## BEGIN Source data

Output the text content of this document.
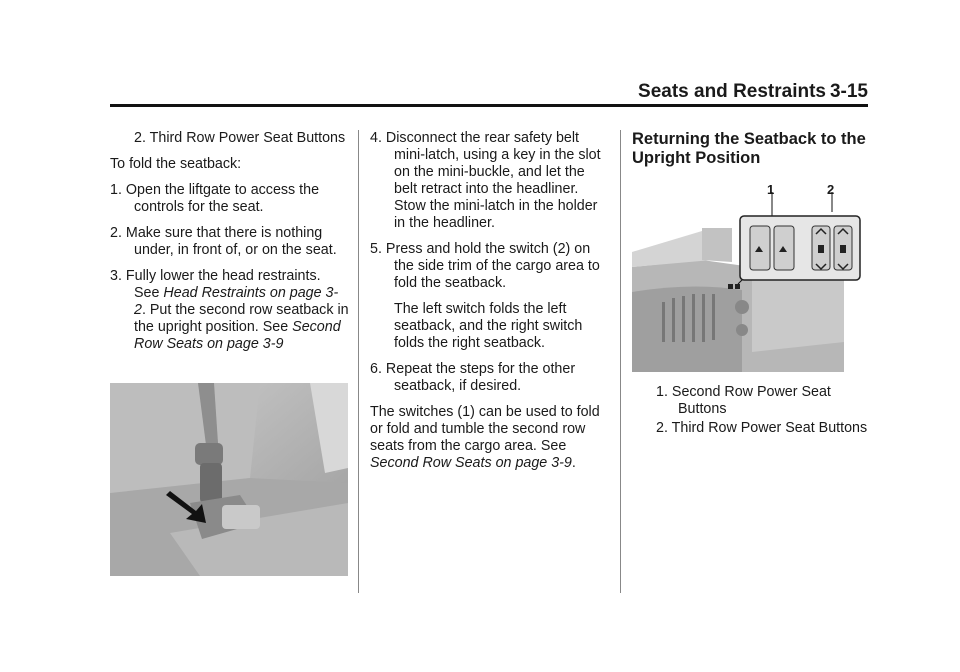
Seats and Restraints 3-15
2. Third Row Power Seat Buttons

To fold the seatback:

1. Open the liftgate to access the controls for the seat.
2. Make sure that there is nothing under, in front of, or on the seat.
3. Fully lower the head restraints. See Head Restraints on page 3-2. Put the second row seatback in the upright position. See Second Row Seats on page 3-9
4. Disconnect the rear safety belt mini-latch, using a key in the slot on the mini-buckle, and let the belt retract into the headliner. Stow the mini-latch in the holder in the headliner.
5. Press and hold the switch (2) on the side trim of the cargo area to fold the seatback.

The left switch folds the left seatback, and the right switch folds the right seatback.

6. Repeat the steps for the other seatback, if desired.

The switches (1) can be used to fold or fold and tumble the second row seats from the cargo area. See Second Row Seats on page 3-9.

Returning the Seatback to the Upright Position
1	2
1. Second Row Power Seat Buttons
2. Third Row Power Seat Buttons
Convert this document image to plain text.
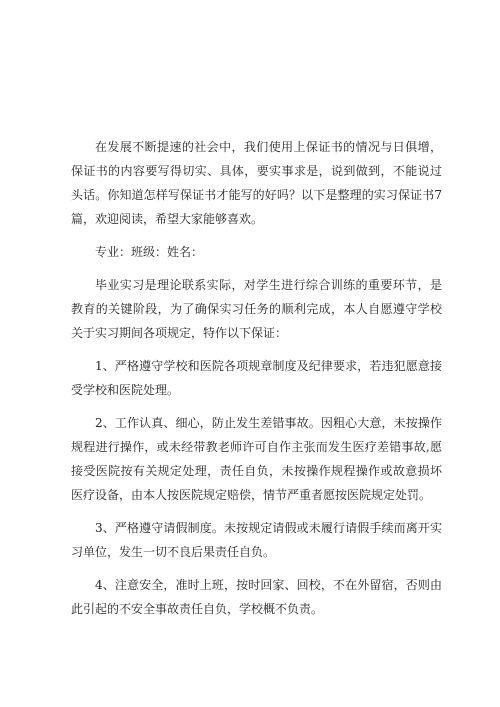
在发展不断提速的社会中，我们使用上保证书的情况与日俱增，保证书的内容要写得切实、具体，要实事求是，说到做到，不能说过头话。你知道怎样写保证书才能写的好吗？以下是整理的实习保证书7篇，欢迎阅读，希望大家能够喜欢。

专业：班级：姓名：

毕业实习是理论联系实际，对学生进行综合训练的重要环节，是教育的关键阶段，为了确保实习任务的顺利完成，本人自愿遵守学校关于实习期间各项规定，特作以下保证：

1、严格遵守学校和医院各项规章制度及纪律要求，若违犯愿意接受学校和医院处理。

2、工作认真、细心，防止发生差错事故。因粗心大意，未按操作规程进行操作，或未经带教老师许可自作主张而发生医疗差错事故,愿接受医院按有关规定处理，责任自负，未按操作规程操作或故意损坏医疗设备，由本人按医院规定赔偿，情节严重者愿按医院规定处罚。

3、严格遵守请假制度。未按规定请假或未履行请假手续而离开实习单位，发生一切不良后果责任自负。

4、注意安全，准时上班，按时回家、回校，不在外留宿，否则由此引起的不安全事故责任自负，学校概不负责。
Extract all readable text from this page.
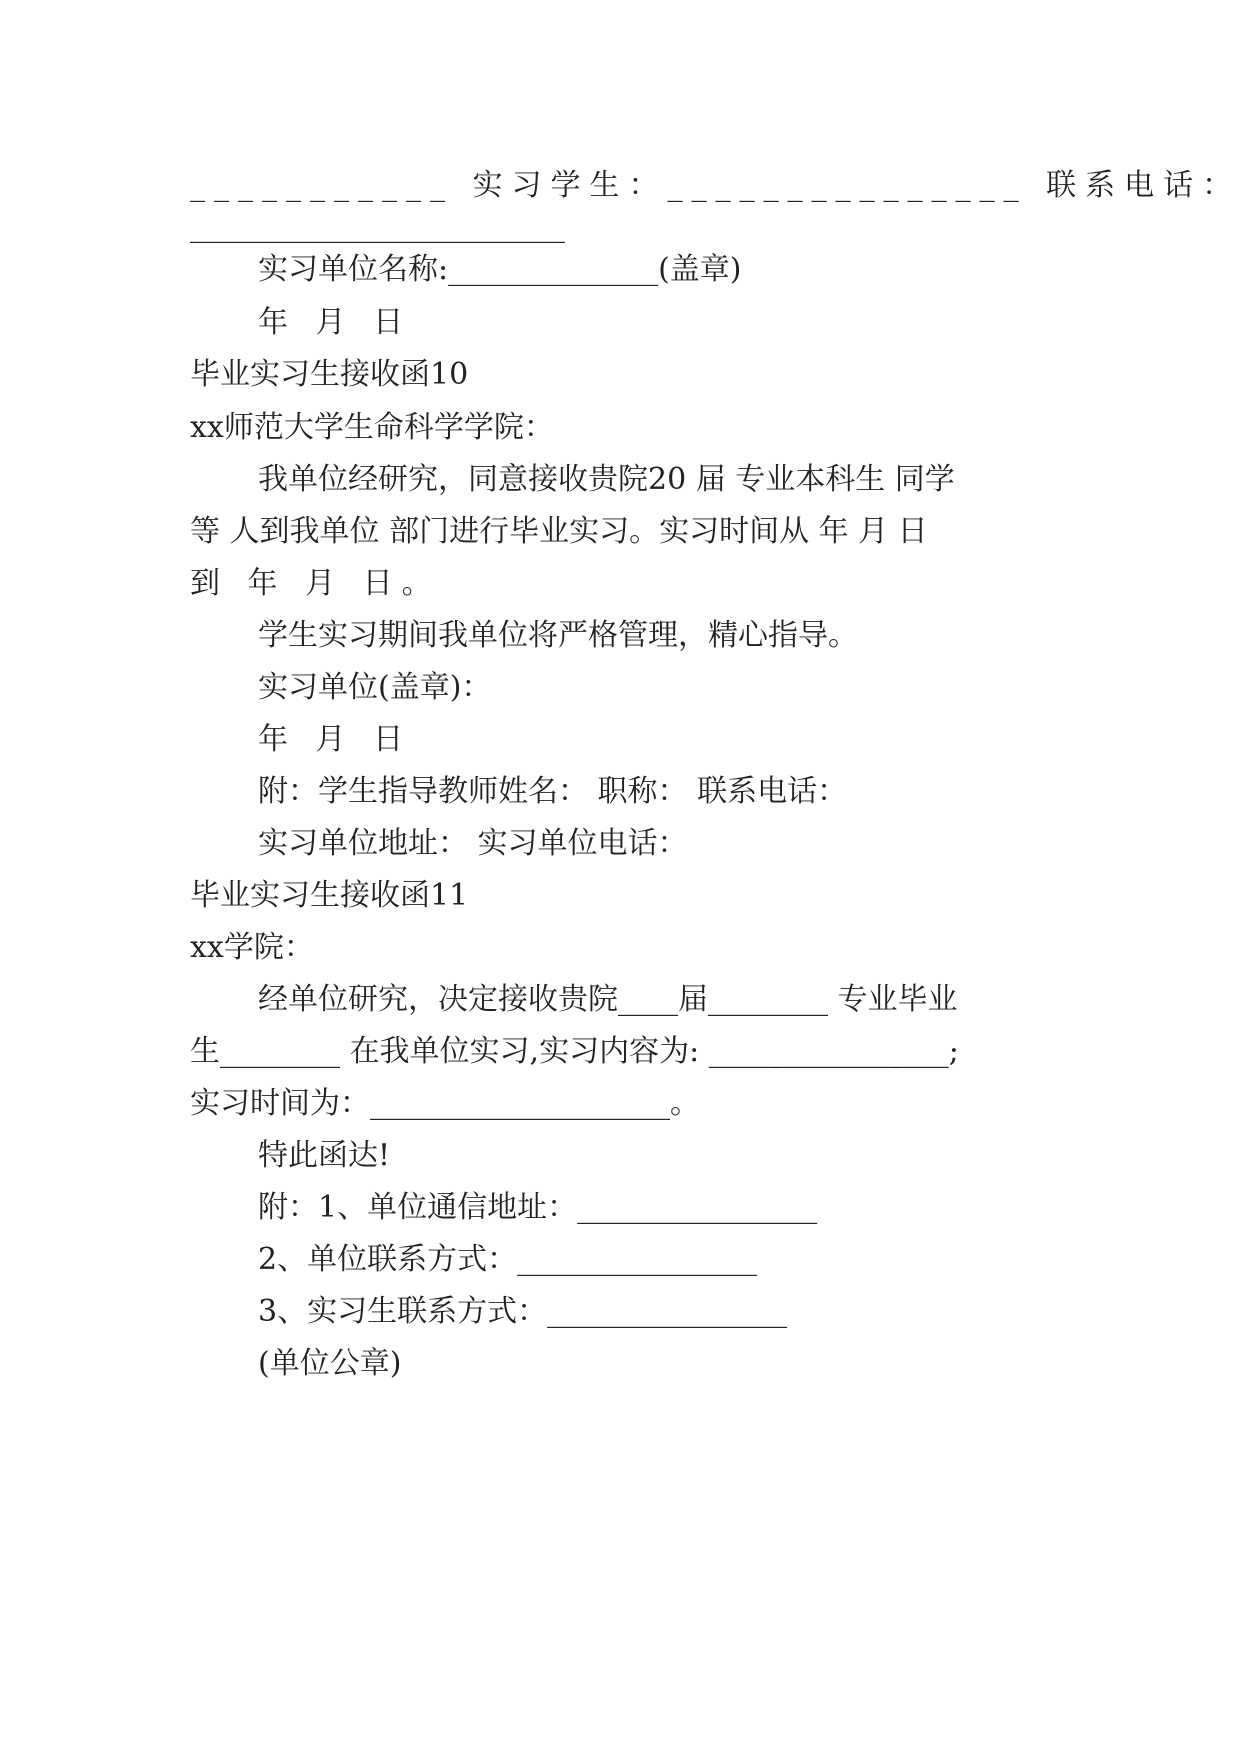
___________ 实习学生：_______________ 联系电话：
_________________________
实习单位名称:______________(盖章)
年 月 日
毕业实习生接收函10
xx师范大学生命科学学院：
我单位经研究，同意接收贵院20 届 专业本科生 同学
等 人到我单位 部门进行毕业实习。实习时间从 年 月 日
到 年 月 日。
学生实习期间我单位将严格管理，精心指导。
实习单位(盖章)：
年 月 日
附：学生指导教师姓名： 职称： 联系电话：
实习单位地址： 实习单位电话：
毕业实习生接收函11
xx学院：
经单位研究，决定接收贵院____届________ 专业毕业
生________ 在我单位实习,实习内容为: ________________;
实习时间为：____________________。
特此函达!
附：1、单位通信地址：________________
2、单位联系方式：________________
3、实习生联系方式：________________
(单位公章)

## END Source data

• _Required task_
From the entries, copy out each line containing the word "this".

• _Exercise response_
Output the text content of this document.
Convert this document image to plain text.
Extract all readable text from this page.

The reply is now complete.